(Part of a data file)
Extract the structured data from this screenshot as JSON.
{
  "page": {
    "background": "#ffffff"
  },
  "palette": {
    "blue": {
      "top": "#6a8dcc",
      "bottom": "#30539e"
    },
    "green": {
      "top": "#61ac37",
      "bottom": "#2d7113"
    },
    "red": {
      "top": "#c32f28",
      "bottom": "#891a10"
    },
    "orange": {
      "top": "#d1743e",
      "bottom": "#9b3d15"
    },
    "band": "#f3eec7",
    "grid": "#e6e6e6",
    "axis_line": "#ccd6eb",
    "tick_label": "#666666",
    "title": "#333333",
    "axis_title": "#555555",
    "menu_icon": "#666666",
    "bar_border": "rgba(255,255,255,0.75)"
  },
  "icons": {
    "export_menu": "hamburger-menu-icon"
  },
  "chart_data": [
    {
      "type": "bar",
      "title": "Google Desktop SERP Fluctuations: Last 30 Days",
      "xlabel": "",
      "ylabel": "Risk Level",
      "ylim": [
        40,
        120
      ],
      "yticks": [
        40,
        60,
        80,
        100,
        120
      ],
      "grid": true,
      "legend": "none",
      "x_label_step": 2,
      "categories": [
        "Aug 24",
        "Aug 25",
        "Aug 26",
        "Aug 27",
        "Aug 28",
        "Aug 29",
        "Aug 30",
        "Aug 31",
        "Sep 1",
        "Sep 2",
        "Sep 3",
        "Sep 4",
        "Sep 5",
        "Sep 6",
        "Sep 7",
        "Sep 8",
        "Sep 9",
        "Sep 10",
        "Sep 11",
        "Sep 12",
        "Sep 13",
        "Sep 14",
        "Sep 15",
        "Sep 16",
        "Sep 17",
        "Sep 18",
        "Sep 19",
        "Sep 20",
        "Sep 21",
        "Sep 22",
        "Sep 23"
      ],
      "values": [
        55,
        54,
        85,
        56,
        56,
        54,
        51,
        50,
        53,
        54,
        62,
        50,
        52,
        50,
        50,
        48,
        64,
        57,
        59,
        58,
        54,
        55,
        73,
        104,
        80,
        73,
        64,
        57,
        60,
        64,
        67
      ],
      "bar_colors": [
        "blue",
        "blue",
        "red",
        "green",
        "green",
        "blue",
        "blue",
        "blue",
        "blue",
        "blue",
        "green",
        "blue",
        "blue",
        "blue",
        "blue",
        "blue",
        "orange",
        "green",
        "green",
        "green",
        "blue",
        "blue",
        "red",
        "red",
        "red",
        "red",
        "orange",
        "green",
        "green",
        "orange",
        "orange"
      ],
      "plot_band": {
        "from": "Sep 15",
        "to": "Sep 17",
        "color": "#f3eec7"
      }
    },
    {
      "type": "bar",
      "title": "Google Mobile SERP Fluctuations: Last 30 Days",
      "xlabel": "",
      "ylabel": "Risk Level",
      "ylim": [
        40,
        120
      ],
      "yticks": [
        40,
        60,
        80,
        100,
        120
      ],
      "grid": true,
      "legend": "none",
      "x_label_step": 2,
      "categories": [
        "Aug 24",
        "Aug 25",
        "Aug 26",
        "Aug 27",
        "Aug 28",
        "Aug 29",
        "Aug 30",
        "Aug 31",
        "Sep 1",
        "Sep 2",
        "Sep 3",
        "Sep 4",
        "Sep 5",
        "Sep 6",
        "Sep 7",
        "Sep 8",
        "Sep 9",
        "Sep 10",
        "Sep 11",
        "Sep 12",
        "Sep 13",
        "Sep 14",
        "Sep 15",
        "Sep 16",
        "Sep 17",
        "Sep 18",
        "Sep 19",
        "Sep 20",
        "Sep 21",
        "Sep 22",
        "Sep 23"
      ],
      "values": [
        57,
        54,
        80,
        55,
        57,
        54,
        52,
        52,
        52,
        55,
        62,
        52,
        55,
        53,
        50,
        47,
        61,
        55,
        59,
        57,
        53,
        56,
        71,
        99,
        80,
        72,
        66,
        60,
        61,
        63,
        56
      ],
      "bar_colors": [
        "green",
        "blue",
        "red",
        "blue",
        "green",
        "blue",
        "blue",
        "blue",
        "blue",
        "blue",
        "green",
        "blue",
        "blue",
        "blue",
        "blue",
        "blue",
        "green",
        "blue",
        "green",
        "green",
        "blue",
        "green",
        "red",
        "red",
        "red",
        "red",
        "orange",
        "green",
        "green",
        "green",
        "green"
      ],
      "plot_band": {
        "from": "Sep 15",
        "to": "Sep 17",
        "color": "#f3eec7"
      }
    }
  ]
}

> _Job_
Output the entries verbatim.

> _Written response_
Extract the structured data from this screenshot as JSON.
{
  "page": {
    "background": "#ffffff"
  },
  "palette": {
    "blue": {
      "top": "#6a8dcc",
      "bottom": "#30539e"
    },
    "green": {
      "top": "#61ac37",
      "bottom": "#2d7113"
    },
    "red": {
      "top": "#c32f28",
      "bottom": "#891a10"
    },
    "orange": {
      "top": "#d1743e",
      "bottom": "#9b3d15"
    },
    "band": "#f3eec7",
    "grid": "#e6e6e6",
    "axis_line": "#ccd6eb",
    "tick_label": "#666666",
    "title": "#333333",
    "axis_title": "#555555",
    "menu_icon": "#666666",
    "bar_border": "rgba(255,255,255,0.75)"
  },
  "icons": {
    "export_menu": "hamburger-menu-icon"
  },
  "chart_data": [
    {
      "type": "bar",
      "title": "Google Desktop SERP Fluctuations: Last 30 Days",
      "xlabel": "",
      "ylabel": "Risk Level",
      "ylim": [
        40,
        120
      ],
      "yticks": [
        40,
        60,
        80,
        100,
        120
      ],
      "grid": true,
      "legend": "none",
      "x_label_step": 2,
      "categories": [
        "Aug 24",
        "Aug 25",
        "Aug 26",
        "Aug 27",
        "Aug 28",
        "Aug 29",
        "Aug 30",
        "Aug 31",
        "Sep 1",
        "Sep 2",
        "Sep 3",
        "Sep 4",
        "Sep 5",
        "Sep 6",
        "Sep 7",
        "Sep 8",
        "Sep 9",
        "Sep 10",
        "Sep 11",
        "Sep 12",
        "Sep 13",
        "Sep 14",
        "Sep 15",
        "Sep 16",
        "Sep 17",
        "Sep 18",
        "Sep 19",
        "Sep 20",
        "Sep 21",
        "Sep 22",
        "Sep 23"
      ],
      "values": [
        55,
        54,
        85,
        56,
        56,
        54,
        51,
        50,
        53,
        54,
        62,
        50,
        52,
        50,
        50,
        48,
        64,
        57,
        59,
        58,
        54,
        55,
        73,
        104,
        80,
        73,
        64,
        57,
        60,
        64,
        67
      ],
      "bar_colors": [
        "blue",
        "blue",
        "red",
        "green",
        "green",
        "blue",
        "blue",
        "blue",
        "blue",
        "blue",
        "green",
        "blue",
        "blue",
        "blue",
        "blue",
        "blue",
        "orange",
        "green",
        "green",
        "green",
        "blue",
        "blue",
        "red",
        "red",
        "red",
        "red",
        "orange",
        "green",
        "green",
        "orange",
        "orange"
      ],
      "plot_band": {
        "from": "Sep 15",
        "to": "Sep 17",
        "color": "#f3eec7"
      }
    },
    {
      "type": "bar",
      "title": "Google Mobile SERP Fluctuations: Last 30 Days",
      "xlabel": "",
      "ylabel": "Risk Level",
      "ylim": [
        40,
        120
      ],
      "yticks": [
        40,
        60,
        80,
        100,
        120
      ],
      "grid": true,
      "legend": "none",
      "x_label_step": 2,
      "categories": [
        "Aug 24",
        "Aug 25",
        "Aug 26",
        "Aug 27",
        "Aug 28",
        "Aug 29",
        "Aug 30",
        "Aug 31",
        "Sep 1",
        "Sep 2",
        "Sep 3",
        "Sep 4",
        "Sep 5",
        "Sep 6",
        "Sep 7",
        "Sep 8",
        "Sep 9",
        "Sep 10",
        "Sep 11",
        "Sep 12",
        "Sep 13",
        "Sep 14",
        "Sep 15",
        "Sep 16",
        "Sep 17",
        "Sep 18",
        "Sep 19",
        "Sep 20",
        "Sep 21",
        "Sep 22",
        "Sep 23"
      ],
      "values": [
        57,
        54,
        80,
        55,
        57,
        54,
        52,
        52,
        52,
        55,
        62,
        52,
        55,
        53,
        50,
        47,
        61,
        55,
        59,
        57,
        53,
        56,
        71,
        99,
        80,
        72,
        66,
        60,
        61,
        63,
        56
      ],
      "bar_colors": [
        "green",
        "blue",
        "red",
        "blue",
        "green",
        "blue",
        "blue",
        "blue",
        "blue",
        "blue",
        "green",
        "blue",
        "blue",
        "blue",
        "blue",
        "blue",
        "green",
        "blue",
        "green",
        "green",
        "blue",
        "green",
        "red",
        "red",
        "red",
        "red",
        "orange",
        "green",
        "green",
        "green",
        "green"
      ],
      "plot_band": {
        "from": "Sep 15",
        "to": "Sep 17",
        "color": "#f3eec7"
      }
    }
  ]
}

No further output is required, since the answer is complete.